**The data**

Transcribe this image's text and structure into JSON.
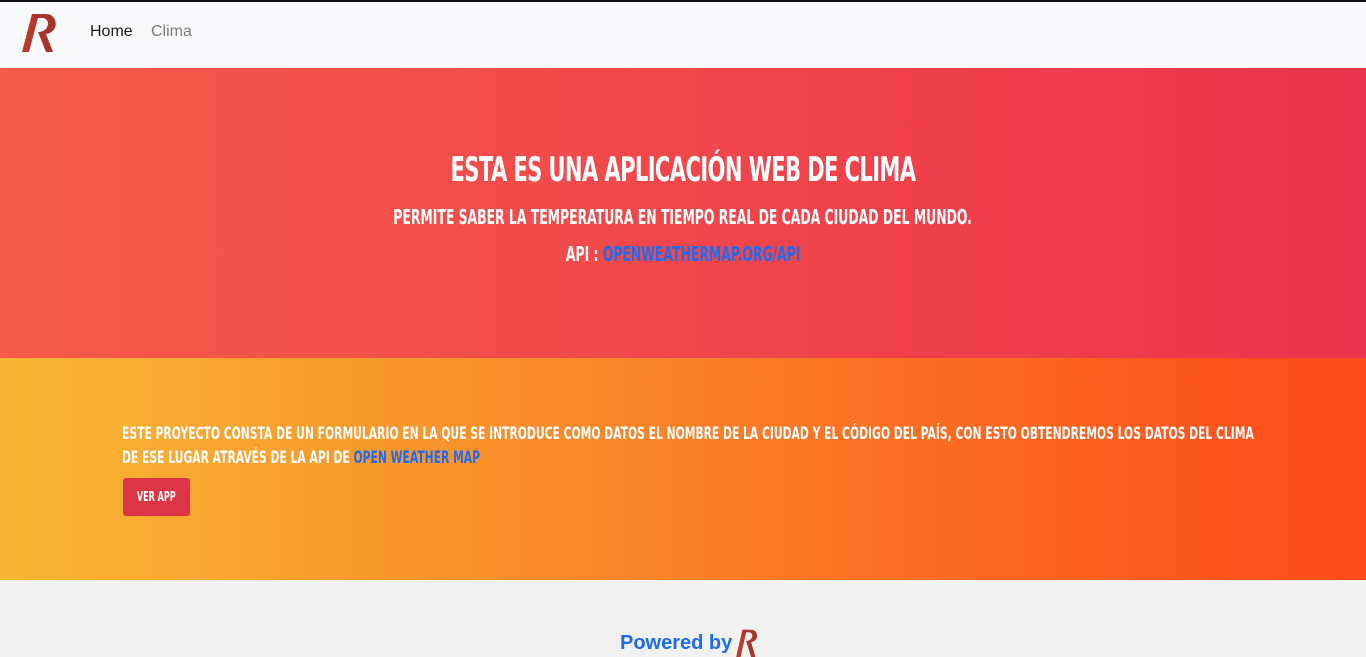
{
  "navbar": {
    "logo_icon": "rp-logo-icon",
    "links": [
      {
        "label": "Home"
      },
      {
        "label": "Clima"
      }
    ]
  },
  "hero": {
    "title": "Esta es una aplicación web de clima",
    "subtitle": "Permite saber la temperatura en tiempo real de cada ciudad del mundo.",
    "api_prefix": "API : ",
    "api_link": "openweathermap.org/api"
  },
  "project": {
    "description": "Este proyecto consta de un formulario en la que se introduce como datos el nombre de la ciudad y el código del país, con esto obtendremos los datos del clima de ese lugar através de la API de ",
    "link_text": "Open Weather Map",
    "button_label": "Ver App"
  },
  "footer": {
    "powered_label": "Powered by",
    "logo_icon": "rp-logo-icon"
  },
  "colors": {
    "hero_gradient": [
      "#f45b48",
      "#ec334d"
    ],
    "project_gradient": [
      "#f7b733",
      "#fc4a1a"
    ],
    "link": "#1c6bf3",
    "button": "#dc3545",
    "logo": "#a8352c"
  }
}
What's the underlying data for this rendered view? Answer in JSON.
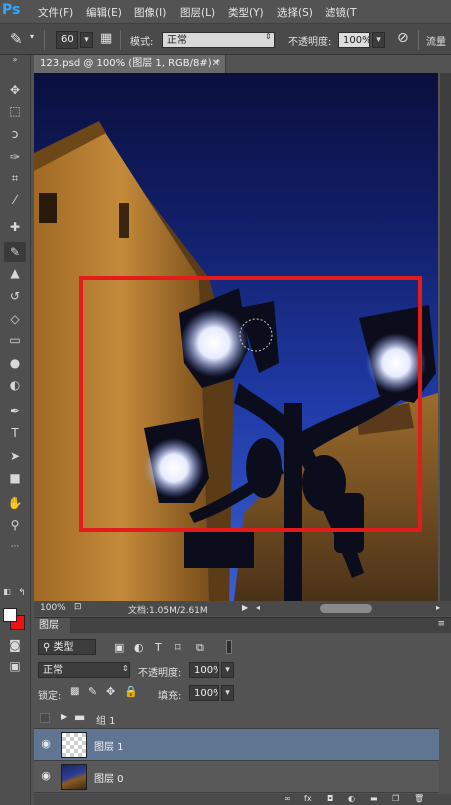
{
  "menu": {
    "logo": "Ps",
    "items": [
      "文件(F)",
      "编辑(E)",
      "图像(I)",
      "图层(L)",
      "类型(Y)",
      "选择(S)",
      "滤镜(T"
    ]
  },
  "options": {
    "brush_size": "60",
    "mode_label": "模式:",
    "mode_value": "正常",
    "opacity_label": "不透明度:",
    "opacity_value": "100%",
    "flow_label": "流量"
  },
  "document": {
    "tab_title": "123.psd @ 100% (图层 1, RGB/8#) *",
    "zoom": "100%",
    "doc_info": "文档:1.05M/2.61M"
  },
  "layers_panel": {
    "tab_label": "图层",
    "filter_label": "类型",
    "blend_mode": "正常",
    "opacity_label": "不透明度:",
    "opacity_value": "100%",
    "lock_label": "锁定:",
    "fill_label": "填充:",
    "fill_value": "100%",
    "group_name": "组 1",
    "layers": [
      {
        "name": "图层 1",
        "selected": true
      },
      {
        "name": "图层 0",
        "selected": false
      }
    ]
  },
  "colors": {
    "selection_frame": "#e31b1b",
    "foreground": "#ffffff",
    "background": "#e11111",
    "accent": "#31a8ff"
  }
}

--

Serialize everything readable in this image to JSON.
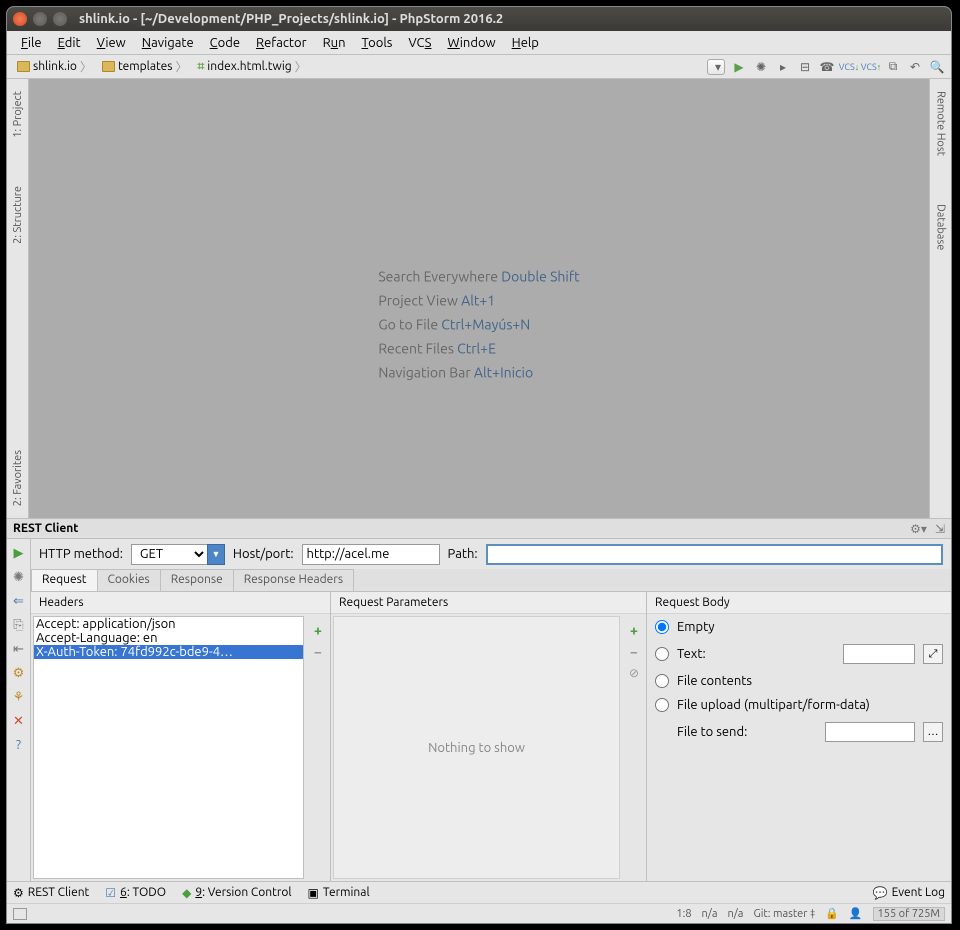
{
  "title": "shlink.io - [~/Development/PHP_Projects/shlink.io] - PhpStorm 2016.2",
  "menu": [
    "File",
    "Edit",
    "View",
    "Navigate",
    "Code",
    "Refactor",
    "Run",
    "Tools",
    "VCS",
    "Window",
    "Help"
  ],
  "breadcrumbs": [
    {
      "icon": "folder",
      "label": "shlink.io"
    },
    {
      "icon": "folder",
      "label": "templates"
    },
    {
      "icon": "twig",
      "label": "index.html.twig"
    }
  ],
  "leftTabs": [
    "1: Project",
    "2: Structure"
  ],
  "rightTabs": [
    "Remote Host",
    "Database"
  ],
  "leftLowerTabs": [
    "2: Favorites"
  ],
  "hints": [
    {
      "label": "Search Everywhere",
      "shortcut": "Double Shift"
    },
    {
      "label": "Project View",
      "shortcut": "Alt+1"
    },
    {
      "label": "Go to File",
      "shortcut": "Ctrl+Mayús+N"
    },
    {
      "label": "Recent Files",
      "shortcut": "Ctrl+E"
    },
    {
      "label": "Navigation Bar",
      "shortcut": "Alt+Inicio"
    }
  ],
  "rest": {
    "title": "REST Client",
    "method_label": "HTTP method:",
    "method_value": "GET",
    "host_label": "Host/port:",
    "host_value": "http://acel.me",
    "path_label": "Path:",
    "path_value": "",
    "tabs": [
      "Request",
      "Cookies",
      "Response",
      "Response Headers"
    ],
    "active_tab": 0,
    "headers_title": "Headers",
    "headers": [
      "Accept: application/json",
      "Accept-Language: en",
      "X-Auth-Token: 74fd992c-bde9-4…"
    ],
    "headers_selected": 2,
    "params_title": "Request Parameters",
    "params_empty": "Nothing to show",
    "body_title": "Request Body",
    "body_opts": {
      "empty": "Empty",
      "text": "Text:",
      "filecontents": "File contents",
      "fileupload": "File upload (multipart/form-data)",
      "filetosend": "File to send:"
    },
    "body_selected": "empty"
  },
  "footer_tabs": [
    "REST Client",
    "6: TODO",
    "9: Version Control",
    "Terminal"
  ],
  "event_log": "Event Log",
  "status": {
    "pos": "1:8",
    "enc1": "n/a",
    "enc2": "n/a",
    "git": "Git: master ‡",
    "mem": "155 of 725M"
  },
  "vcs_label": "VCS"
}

**Set exercise**
Provide only the number of lines in the entries that hold the word "icon".

**Exercise answer**
5